■ AIM
Only the pictures are omitted; repeat all other data exactly.

+++

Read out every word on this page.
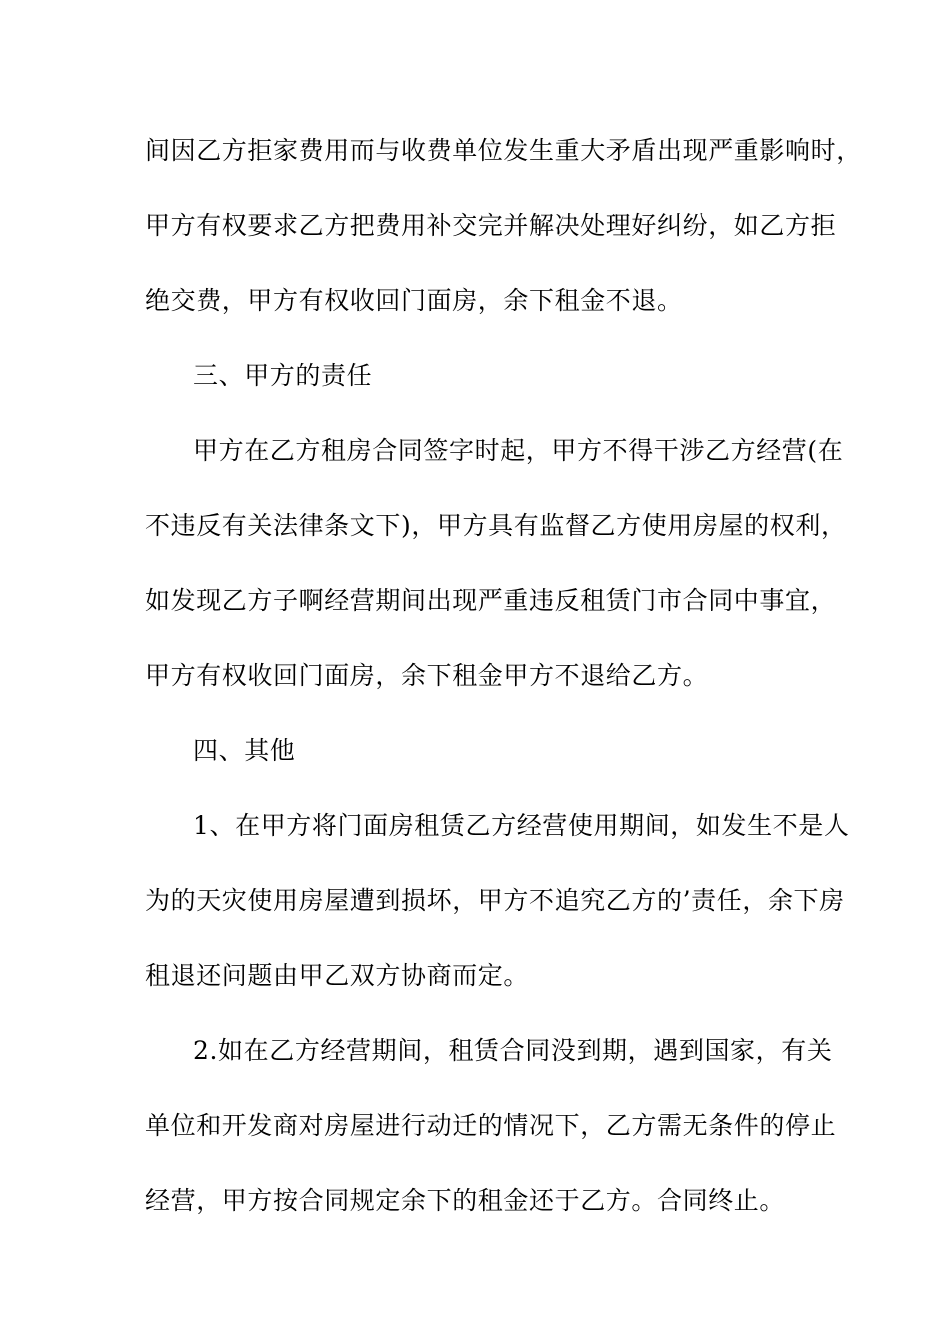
间因乙方拒家费用而与收费单位发生重大矛盾出现严重影响时，
甲方有权要求乙方把费用补交完并解决处理好纠纷，如乙方拒
绝交费，甲方有权收回门面房，余下租金不退。
三、甲方的责任
甲方在乙方租房合同签字时起，甲方不得干涉乙方经营(在
不违反有关法律条文下)，甲方具有监督乙方使用房屋的权利，
如发现乙方子啊经营期间出现严重违反租赁门市合同中事宜，
甲方有权收回门面房，余下租金甲方不退给乙方。
四、其他
1、在甲方将门面房租赁乙方经营使用期间，如发生不是人
为的天灾使用房屋遭到损坏，甲方不追究乙方的’责任，余下房
租退还问题由甲乙双方协商而定。
2.如在乙方经营期间，租赁合同没到期，遇到国家，有关
单位和开发商对房屋进行动迁的情况下，乙方需无条件的停止
经营，甲方按合同规定余下的租金还于乙方。合同终止。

+++

■ TASK ANSWER
Read out every word on this page.
间因乙方拒家费用而与收费单位发生重大矛盾出现严重影响时，
甲方有权要求乙方把费用补交完并解决处理好纠纷，如乙方拒
绝交费，甲方有权收回门面房，余下租金不退。
三、甲方的责任
甲方在乙方租房合同签字时起，甲方不得干涉乙方经营(在
不违反有关法律条文下)，甲方具有监督乙方使用房屋的权利，
如发现乙方子啊经营期间出现严重违反租赁门市合同中事宜，
甲方有权收回门面房，余下租金甲方不退给乙方。
四、其他
1、在甲方将门面房租赁乙方经营使用期间，如发生不是人
为的天灾使用房屋遭到损坏，甲方不追究乙方的’责任，余下房
租退还问题由甲乙双方协商而定。
2.如在乙方经营期间，租赁合同没到期，遇到国家，有关
单位和开发商对房屋进行动迁的情况下，乙方需无条件的停止
经营，甲方按合同规定余下的租金还于乙方。合同终止。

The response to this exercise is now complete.